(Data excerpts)
↓

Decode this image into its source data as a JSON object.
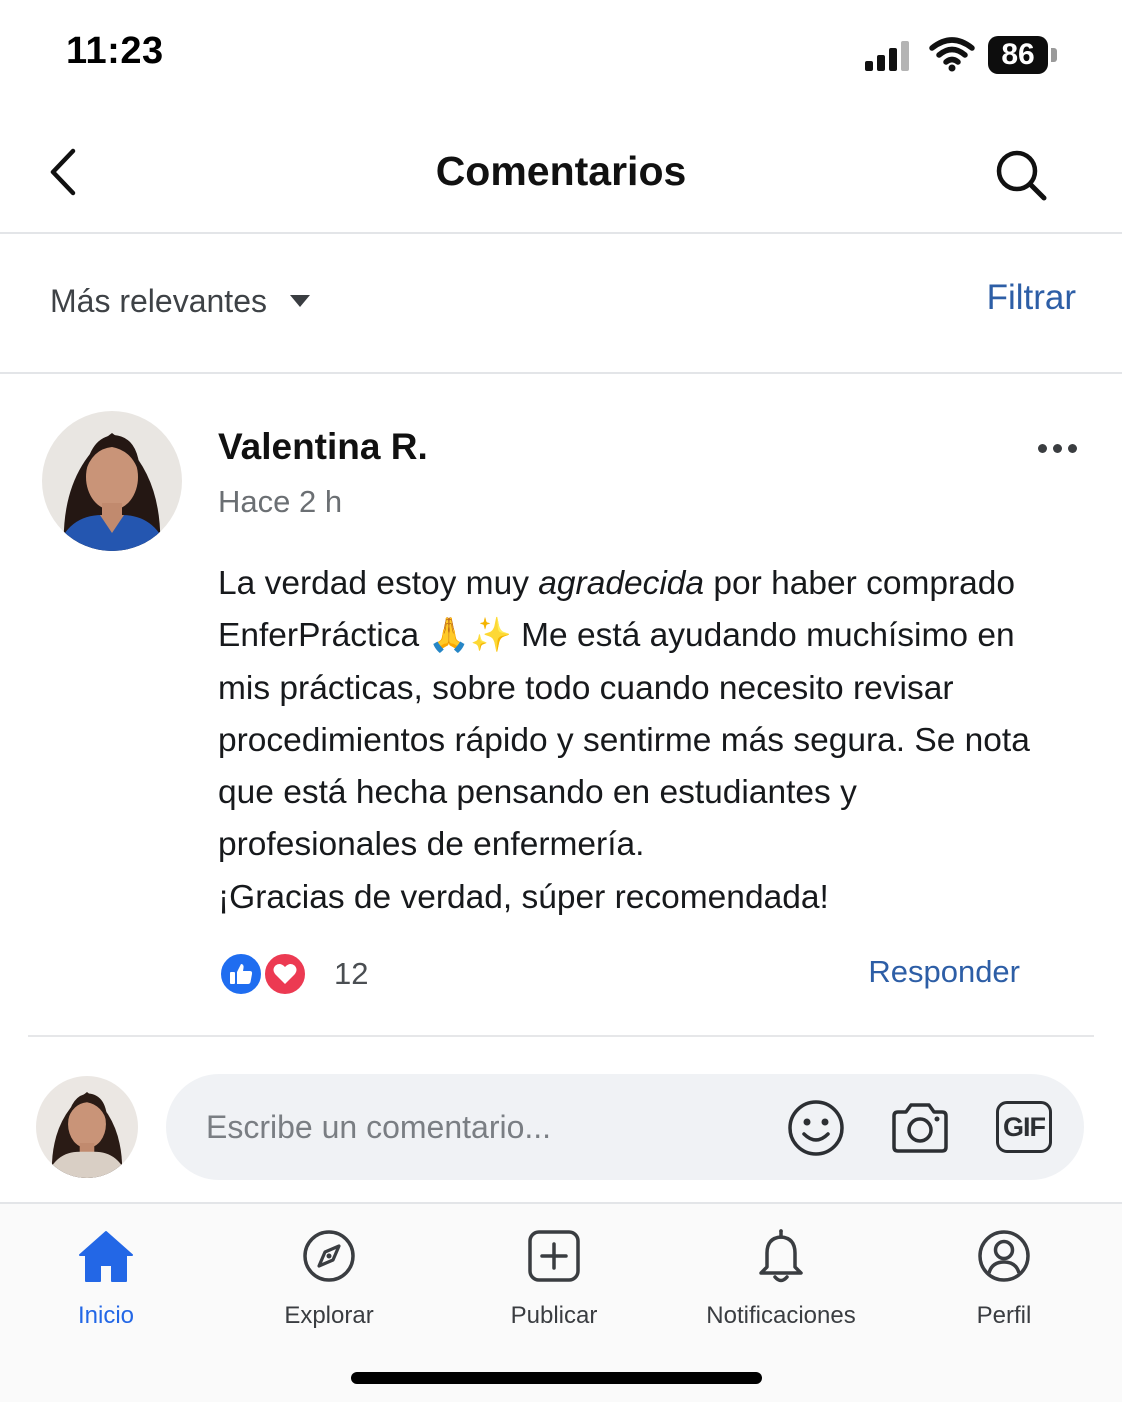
{
  "status_bar": {
    "time": "11:23",
    "battery": "86"
  },
  "header": {
    "title": "Comentarios",
    "back_icon": "chevron-left-icon",
    "search_icon": "search-icon"
  },
  "sort_bar": {
    "sort_label": "Más relevantes",
    "filter_label": "Filtrar"
  },
  "comment": {
    "author": "Valentina R.",
    "time": "Hace 2 h",
    "body": {
      "p1": "La verdad estoy muy ",
      "p2_italic": "agradecida",
      "p3": " por haber comprado EnferPráctica 🙏✨ Me está ayudando muchísimo en mis prácticas, sobre todo cuando necesito revisar procedimientos rápido y sentirme más segura. Se nota que está hecha pensando en estudiantes y profesionales de enfermería.",
      "p4": "¡Gracias de verdad, súper recomendada!"
    },
    "reaction_count": "12",
    "reply_label": "Responder"
  },
  "composer": {
    "placeholder": "Escribe un comentario...",
    "gif_label": "GIF"
  },
  "bottom_nav": [
    {
      "label": "Inicio",
      "icon": "home-icon",
      "active": true
    },
    {
      "label": "Explorar",
      "icon": "compass-icon",
      "active": false
    },
    {
      "label": "Publicar",
      "icon": "plus-square-icon",
      "active": false
    },
    {
      "label": "Notificaciones",
      "icon": "bell-icon",
      "active": false
    },
    {
      "label": "Perfil",
      "icon": "user-circle-icon",
      "active": false
    }
  ],
  "colors": {
    "accent": "#2367e6",
    "link": "#2d5ea6",
    "like": "#1f6df0",
    "love": "#ec3a52"
  }
}
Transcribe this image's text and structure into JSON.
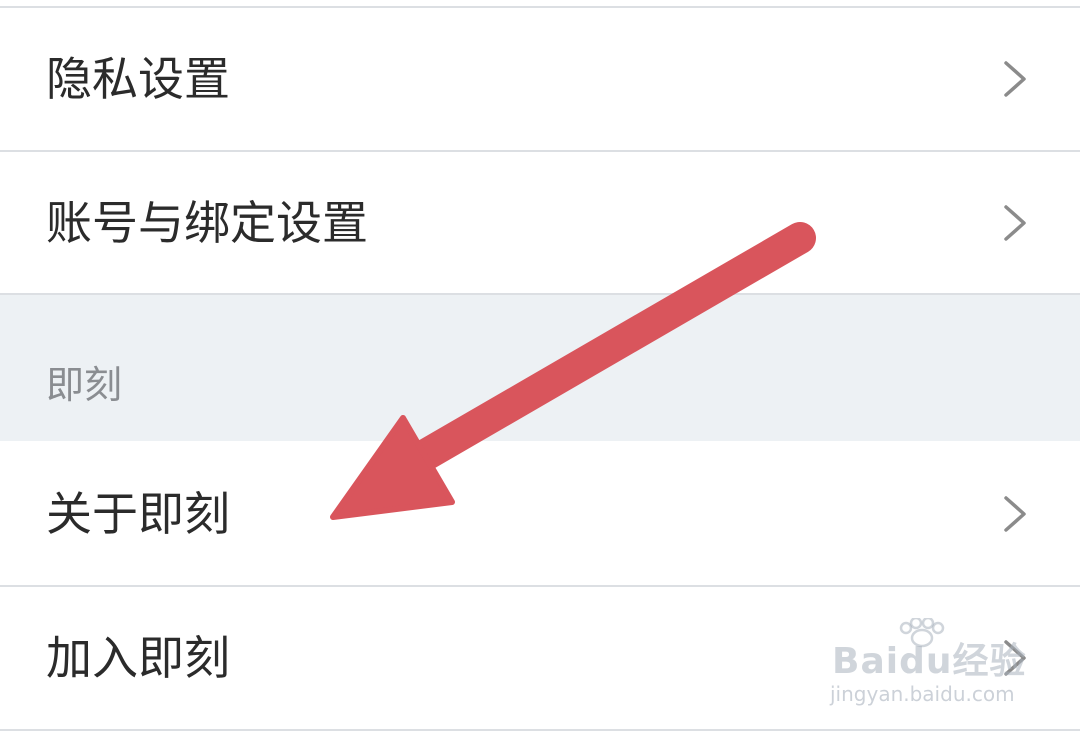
{
  "settings_list": {
    "items_top": [
      {
        "label": "隐私设置"
      },
      {
        "label": "账号与绑定设置"
      }
    ],
    "section": {
      "title": "即刻"
    },
    "items_bottom": [
      {
        "label": "关于即刻"
      },
      {
        "label": "加入即刻"
      }
    ]
  },
  "annotation": {
    "color": "#d9555c",
    "icon": "arrow-pointer"
  },
  "watermark": {
    "logo": "Baidu经验",
    "url": "jingyan.baidu.com"
  },
  "colors": {
    "section_bg": "#edf1f4",
    "divider": "#dcdfe3",
    "text": "#2b2b2b",
    "chevron": "#8b8b8b"
  }
}
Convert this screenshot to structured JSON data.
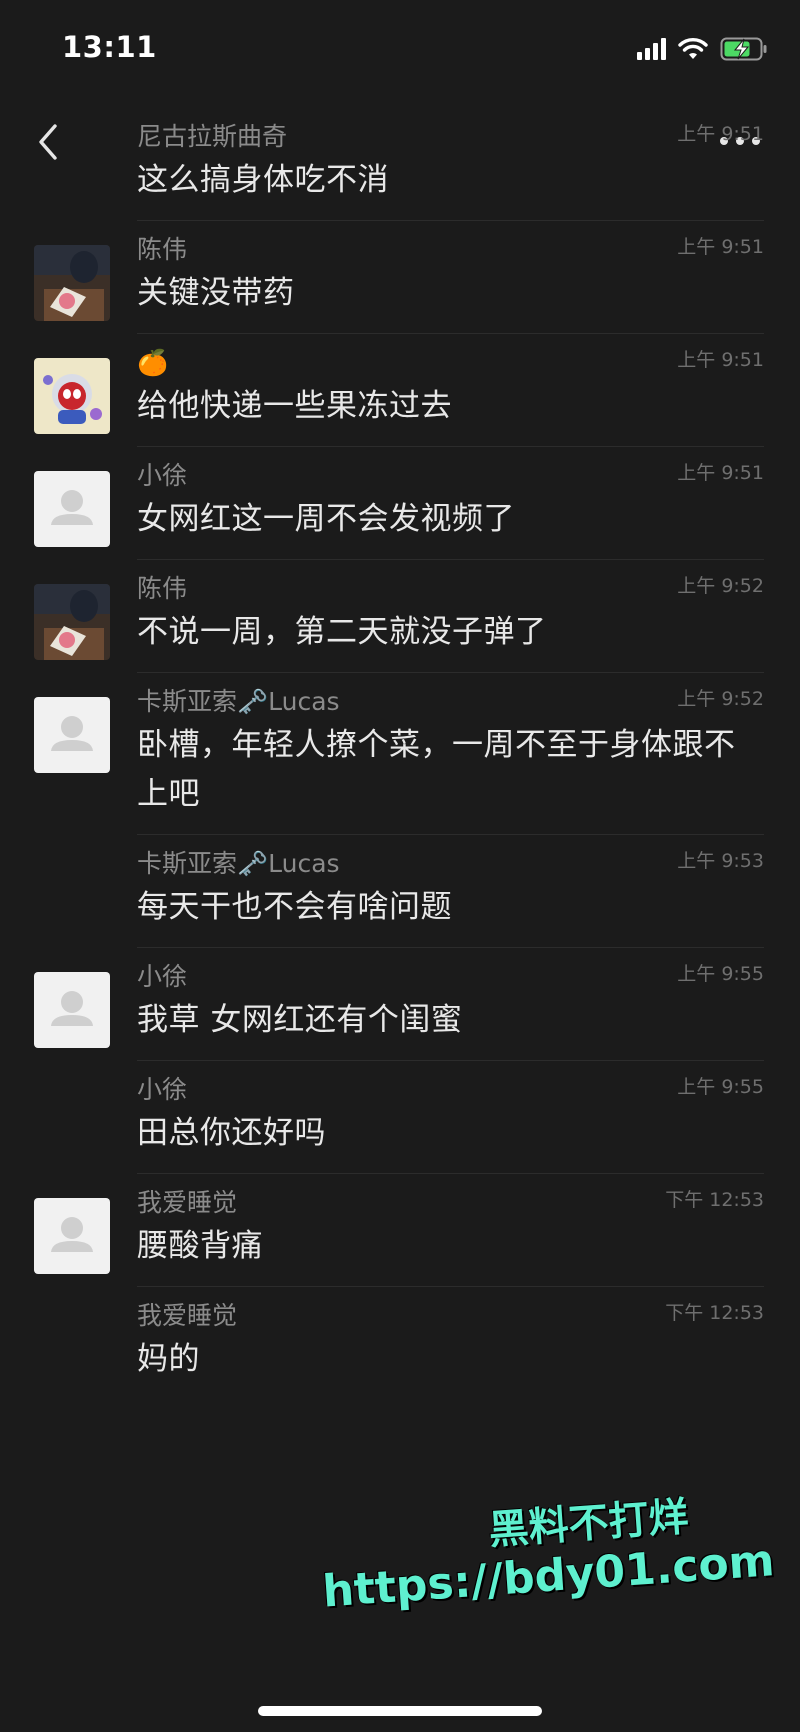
{
  "status": {
    "time": "13:11",
    "icons": [
      "cellular-signal-icon",
      "wifi-icon",
      "battery-charging-icon"
    ],
    "battery_color": "#4cd964"
  },
  "nav": {
    "back_icon": "chevron-left-icon",
    "more_icon": "ellipsis-icon"
  },
  "messages": [
    {
      "sender": "尼古拉斯曲奇",
      "time": "上午 9:51",
      "text": "这么搞身体吃不消",
      "avatar": "none"
    },
    {
      "sender": "陈伟",
      "time": "上午 9:51",
      "text": "关键没带药",
      "avatar": "photo"
    },
    {
      "sender": "🍊",
      "time": "上午 9:51",
      "text": "给他快递一些果冻过去",
      "avatar": "cartoon"
    },
    {
      "sender": "小徐",
      "time": "上午 9:51",
      "text": "女网红这一周不会发视频了",
      "avatar": "default"
    },
    {
      "sender": "陈伟",
      "time": "上午 9:52",
      "text": "不说一周，第二天就没子弹了",
      "avatar": "photo"
    },
    {
      "sender": "卡斯亚索🗝️Lucas",
      "time": "上午 9:52",
      "text": "卧槽，年轻人撩个菜，一周不至于身体跟不上吧",
      "avatar": "default"
    },
    {
      "sender": "卡斯亚索🗝️Lucas",
      "time": "上午 9:53",
      "text": "每天干也不会有啥问题",
      "avatar": "none"
    },
    {
      "sender": "小徐",
      "time": "上午 9:55",
      "text": "我草 女网红还有个闺蜜",
      "avatar": "default"
    },
    {
      "sender": "小徐",
      "time": "上午 9:55",
      "text": "田总你还好吗",
      "avatar": "none"
    },
    {
      "sender": "我爱睡觉",
      "time": "下午 12:53",
      "text": "腰酸背痛",
      "avatar": "default"
    },
    {
      "sender": "我爱睡觉",
      "time": "下午 12:53",
      "text": "妈的",
      "avatar": "none"
    }
  ],
  "watermark": {
    "line1": "黑料不打烊",
    "line2": "https://bdy01.com",
    "color": "#5ef0cf"
  }
}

↑

▶ _Problem to solve_
Working from the entries above, return all lines that contain "into".

▶ _Result_
Decode this image into its source data as a JSON object.
Transcribe this image's text and structure into JSON.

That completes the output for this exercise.